Goal: Below are the records; pull every line that includes "percentile".

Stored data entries
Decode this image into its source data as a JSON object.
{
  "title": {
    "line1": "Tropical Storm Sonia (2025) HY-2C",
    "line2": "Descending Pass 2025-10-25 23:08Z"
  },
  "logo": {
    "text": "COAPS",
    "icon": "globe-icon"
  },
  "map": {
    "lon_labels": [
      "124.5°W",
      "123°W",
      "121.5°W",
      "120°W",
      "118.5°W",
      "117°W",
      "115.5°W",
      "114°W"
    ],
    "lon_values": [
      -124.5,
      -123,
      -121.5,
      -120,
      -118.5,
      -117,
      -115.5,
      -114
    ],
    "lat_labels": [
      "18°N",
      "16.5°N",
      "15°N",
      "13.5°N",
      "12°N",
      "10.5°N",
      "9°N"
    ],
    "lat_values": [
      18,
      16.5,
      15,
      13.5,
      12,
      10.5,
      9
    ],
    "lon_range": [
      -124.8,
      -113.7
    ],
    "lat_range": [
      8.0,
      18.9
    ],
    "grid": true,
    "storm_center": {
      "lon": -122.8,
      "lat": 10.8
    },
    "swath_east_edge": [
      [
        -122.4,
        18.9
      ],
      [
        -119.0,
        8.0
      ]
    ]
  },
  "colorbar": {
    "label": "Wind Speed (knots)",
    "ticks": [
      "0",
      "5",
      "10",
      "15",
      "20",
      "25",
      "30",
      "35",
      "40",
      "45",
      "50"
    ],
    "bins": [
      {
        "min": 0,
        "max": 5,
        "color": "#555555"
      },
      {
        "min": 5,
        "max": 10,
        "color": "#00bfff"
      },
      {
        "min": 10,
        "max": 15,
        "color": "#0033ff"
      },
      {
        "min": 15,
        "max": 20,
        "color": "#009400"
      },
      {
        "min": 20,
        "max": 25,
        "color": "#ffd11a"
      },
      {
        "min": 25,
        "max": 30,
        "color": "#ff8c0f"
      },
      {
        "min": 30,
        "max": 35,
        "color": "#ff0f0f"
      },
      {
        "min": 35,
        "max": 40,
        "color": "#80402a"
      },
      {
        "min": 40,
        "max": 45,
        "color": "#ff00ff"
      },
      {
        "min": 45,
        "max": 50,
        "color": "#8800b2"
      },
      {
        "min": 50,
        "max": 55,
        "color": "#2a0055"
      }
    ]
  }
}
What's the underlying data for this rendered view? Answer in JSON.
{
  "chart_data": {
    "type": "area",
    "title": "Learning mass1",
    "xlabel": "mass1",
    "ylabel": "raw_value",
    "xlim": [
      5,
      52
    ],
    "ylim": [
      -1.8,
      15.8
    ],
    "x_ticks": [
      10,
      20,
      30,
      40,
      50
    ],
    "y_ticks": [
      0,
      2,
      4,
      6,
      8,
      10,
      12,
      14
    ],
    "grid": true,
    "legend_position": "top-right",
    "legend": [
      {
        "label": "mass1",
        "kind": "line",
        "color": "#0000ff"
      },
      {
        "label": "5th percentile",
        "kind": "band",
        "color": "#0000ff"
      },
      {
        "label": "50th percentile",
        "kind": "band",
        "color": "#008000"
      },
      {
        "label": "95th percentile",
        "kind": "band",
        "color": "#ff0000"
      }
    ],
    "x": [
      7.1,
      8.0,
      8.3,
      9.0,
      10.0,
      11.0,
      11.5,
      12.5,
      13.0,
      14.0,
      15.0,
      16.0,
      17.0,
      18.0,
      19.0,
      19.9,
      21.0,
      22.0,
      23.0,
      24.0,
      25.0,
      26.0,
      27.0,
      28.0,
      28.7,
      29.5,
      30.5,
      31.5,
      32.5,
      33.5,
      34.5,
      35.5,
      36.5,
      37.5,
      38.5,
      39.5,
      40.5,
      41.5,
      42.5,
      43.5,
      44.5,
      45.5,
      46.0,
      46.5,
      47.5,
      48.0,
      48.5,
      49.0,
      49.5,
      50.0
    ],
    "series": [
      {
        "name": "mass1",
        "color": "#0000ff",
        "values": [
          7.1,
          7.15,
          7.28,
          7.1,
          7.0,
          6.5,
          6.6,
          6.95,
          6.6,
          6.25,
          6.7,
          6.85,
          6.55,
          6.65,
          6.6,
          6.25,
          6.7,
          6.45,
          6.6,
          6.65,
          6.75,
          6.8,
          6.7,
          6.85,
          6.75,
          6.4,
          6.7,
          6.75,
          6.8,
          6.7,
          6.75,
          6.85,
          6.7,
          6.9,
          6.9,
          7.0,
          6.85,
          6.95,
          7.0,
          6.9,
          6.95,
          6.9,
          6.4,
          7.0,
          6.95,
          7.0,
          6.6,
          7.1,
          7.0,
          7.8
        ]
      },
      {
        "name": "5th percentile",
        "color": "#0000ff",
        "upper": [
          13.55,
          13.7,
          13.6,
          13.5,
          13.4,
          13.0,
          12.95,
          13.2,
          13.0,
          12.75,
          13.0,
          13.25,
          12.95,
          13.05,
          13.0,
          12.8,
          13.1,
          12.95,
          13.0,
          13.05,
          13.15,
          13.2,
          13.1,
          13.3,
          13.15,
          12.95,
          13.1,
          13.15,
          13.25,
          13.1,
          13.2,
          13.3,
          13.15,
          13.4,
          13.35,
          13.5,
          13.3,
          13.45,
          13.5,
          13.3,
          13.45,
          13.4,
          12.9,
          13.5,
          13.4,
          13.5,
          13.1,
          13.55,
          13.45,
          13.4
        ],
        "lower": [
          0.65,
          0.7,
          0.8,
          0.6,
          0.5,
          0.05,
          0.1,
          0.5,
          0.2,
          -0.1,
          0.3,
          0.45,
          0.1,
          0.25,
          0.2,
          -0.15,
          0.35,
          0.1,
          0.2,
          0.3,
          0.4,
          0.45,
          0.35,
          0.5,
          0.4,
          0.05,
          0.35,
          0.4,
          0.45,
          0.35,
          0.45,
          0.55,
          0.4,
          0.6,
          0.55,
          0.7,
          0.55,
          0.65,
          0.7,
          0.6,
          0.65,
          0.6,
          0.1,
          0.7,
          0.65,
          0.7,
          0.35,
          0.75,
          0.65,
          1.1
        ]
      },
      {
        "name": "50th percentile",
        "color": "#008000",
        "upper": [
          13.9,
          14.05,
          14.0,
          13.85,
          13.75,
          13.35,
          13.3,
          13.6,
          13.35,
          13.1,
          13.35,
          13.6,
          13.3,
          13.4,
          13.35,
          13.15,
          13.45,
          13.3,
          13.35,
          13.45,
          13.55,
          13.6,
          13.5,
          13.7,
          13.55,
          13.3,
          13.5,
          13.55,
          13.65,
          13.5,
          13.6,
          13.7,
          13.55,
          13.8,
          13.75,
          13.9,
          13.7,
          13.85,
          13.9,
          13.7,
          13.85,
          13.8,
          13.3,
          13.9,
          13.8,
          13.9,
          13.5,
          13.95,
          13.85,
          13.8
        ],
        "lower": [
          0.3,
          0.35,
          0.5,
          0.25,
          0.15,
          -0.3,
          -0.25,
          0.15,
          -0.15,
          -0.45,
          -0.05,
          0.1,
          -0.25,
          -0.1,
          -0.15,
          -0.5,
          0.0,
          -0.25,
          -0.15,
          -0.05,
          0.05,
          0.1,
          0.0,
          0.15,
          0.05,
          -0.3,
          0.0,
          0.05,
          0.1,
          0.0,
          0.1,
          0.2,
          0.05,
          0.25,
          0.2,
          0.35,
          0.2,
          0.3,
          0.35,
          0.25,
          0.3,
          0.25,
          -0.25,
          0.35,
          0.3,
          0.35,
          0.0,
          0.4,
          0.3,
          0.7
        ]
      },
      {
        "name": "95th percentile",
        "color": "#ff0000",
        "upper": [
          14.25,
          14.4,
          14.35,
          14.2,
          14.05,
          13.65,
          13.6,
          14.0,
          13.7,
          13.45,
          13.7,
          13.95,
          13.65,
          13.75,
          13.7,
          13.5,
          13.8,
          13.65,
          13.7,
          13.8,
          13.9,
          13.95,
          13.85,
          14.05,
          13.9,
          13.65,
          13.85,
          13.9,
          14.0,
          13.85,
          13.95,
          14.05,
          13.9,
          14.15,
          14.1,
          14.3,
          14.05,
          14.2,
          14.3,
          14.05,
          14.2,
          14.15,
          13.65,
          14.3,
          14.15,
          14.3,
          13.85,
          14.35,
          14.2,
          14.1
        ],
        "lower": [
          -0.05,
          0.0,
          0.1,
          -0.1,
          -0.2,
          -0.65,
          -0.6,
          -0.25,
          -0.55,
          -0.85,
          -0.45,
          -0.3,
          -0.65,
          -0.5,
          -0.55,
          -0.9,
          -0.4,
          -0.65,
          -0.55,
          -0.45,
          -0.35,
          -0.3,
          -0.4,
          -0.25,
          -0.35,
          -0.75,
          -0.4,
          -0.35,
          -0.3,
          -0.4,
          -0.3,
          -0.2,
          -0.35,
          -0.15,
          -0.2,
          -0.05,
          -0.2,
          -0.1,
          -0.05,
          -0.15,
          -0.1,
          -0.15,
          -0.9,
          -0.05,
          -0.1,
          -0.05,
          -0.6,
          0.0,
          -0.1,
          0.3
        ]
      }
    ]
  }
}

Solution for this exercise:
        "label": "5th percentile",
        "label": "50th percentile",
        "label": "95th percentile",
        "name": "5th percentile",
        "name": "50th percentile",
        "name": "95th percentile",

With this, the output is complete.